Pictures in the records should not be copied, but every other part must be repeated exactly.

» Dataset items:
▶

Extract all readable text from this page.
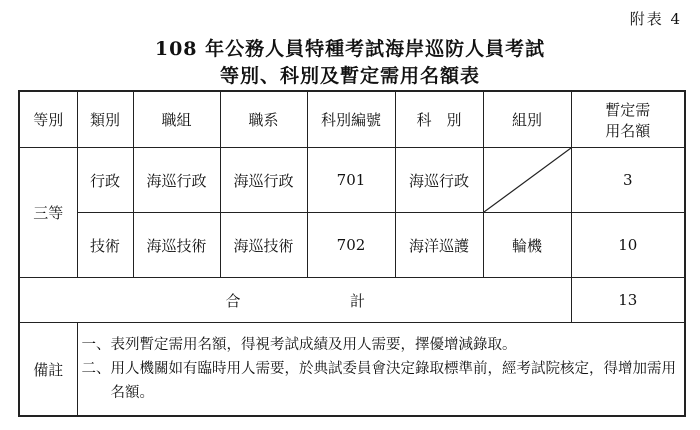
附表 4
108 年公務人員特種考試海岸巡防人員考試
等別、科別及暫定需用名額表
等別	類別	職組	職系	科別編號	科　別	組別	暫定需
用名額

三等	行政	海巡行政	海巡行政	701	海巡行政		3
	技術	海巡技術	海巡技術	702	海洋巡護	輪機	10
合 計							13
備註	一、 表列暫定需用名額，得視考試成績及用人需要，擇優增減錄取。
二、 用人機關如有臨時用人需要，於典試委員會決定錄取標準前，經考試院核定，得增加需用名額。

◀

» FINAL RESULT:
Extract all readable text from this page.
附表 4
108 年公務人員特種考試海岸巡防人員考試
等別、科別及暫定需用名額表
等別	類別	職組	職系	科別編號	科　別	組別	暫定需
用名額

三等	行政	海巡行政	海巡行政	701	海巡行政		3
	技術	海巡技術	海巡技術	702	海洋巡護	輪機	10
合 計							13
備註	一、 表列暫定需用名額，得視考試成績及用人需要，擇優增減錄取。
二、 用人機關如有臨時用人需要，於典試委員會決定錄取標準前，經考試院核定，得增加需用名額。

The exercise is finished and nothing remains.